WHAT NEEDS TO BE DONE: Retype the listing that follows, exactly as written.

--*--

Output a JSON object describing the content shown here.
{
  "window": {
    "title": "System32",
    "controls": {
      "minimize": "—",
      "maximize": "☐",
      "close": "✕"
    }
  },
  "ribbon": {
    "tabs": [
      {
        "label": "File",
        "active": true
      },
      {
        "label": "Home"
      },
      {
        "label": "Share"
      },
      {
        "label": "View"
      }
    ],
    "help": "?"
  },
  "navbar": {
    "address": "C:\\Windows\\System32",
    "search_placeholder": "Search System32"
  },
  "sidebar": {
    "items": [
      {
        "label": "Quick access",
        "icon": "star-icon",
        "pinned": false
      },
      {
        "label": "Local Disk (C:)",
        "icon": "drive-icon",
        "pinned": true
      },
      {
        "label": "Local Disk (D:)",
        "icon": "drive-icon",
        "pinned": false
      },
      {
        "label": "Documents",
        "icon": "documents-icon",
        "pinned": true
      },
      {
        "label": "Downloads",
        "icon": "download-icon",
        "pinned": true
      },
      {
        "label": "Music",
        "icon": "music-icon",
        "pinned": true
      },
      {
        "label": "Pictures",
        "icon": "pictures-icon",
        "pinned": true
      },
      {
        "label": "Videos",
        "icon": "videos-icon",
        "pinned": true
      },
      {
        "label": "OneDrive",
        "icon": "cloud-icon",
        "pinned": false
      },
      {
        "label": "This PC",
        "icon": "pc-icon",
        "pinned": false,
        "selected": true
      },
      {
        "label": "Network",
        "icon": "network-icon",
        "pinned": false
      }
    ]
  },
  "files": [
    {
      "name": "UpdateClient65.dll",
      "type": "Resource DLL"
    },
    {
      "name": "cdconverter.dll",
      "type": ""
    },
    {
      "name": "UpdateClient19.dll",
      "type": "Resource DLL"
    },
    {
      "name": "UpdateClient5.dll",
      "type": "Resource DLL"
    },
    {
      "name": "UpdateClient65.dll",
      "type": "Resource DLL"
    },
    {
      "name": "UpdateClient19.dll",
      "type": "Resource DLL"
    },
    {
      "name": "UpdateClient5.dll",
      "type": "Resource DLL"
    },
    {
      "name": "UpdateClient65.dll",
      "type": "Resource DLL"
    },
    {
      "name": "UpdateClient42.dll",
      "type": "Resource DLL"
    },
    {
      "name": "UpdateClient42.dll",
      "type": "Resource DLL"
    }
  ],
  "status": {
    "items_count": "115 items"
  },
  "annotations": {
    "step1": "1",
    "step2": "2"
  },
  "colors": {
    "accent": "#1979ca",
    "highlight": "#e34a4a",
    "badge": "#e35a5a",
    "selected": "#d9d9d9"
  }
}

--*--

ANSWER FOR THIS EXERCISE:
Output a JSON object describing the content shown here.
{
  "window": {
    "title": "System32",
    "controls": {
      "minimize": "—",
      "maximize": "☐",
      "close": "✕"
    }
  },
  "ribbon": {
    "tabs": [
      {
        "label": "File",
        "active": true
      },
      {
        "label": "Home"
      },
      {
        "label": "Share"
      },
      {
        "label": "View"
      }
    ],
    "help": "?"
  },
  "navbar": {
    "address": "C:\\Windows\\System32",
    "search_placeholder": "Search System32"
  },
  "sidebar": {
    "items": [
      {
        "label": "Quick access",
        "icon": "star-icon",
        "pinned": false
      },
      {
        "label": "Local Disk (C:)",
        "icon": "drive-icon",
        "pinned": true
      },
      {
        "label": "Local Disk (D:)",
        "icon": "drive-icon",
        "pinned": false
      },
      {
        "label": "Documents",
        "icon": "documents-icon",
        "pinned": true
      },
      {
        "label": "Downloads",
        "icon": "download-icon",
        "pinned": true
      },
      {
        "label": "Music",
        "icon": "music-icon",
        "pinned": true
      },
      {
        "label": "Pictures",
        "icon": "pictures-icon",
        "pinned": true
      },
      {
        "label": "Videos",
        "icon": "videos-icon",
        "pinned": true
      },
      {
        "label": "OneDrive",
        "icon": "cloud-icon",
        "pinned": false
      },
      {
        "label": "This PC",
        "icon": "pc-icon",
        "pinned": false,
        "selected": true
      },
      {
        "label": "Network",
        "icon": "network-icon",
        "pinned": false
      }
    ]
  },
  "files": [
    {
      "name": "UpdateClient65.dll",
      "type": "Resource DLL"
    },
    {
      "name": "cdconverter.dll",
      "type": ""
    },
    {
      "name": "UpdateClient19.dll",
      "type": "Resource DLL"
    },
    {
      "name": "UpdateClient5.dll",
      "type": "Resource DLL"
    },
    {
      "name": "UpdateClient65.dll",
      "type": "Resource DLL"
    },
    {
      "name": "UpdateClient19.dll",
      "type": "Resource DLL"
    },
    {
      "name": "UpdateClient5.dll",
      "type": "Resource DLL"
    },
    {
      "name": "UpdateClient65.dll",
      "type": "Resource DLL"
    },
    {
      "name": "UpdateClient42.dll",
      "type": "Resource DLL"
    },
    {
      "name": "UpdateClient42.dll",
      "type": "Resource DLL"
    }
  ],
  "status": {
    "items_count": "115 items"
  },
  "annotations": {
    "step1": "1",
    "step2": "2"
  },
  "colors": {
    "accent": "#1979ca",
    "highlight": "#e34a4a",
    "badge": "#e35a5a",
    "selected": "#d9d9d9"
  }
}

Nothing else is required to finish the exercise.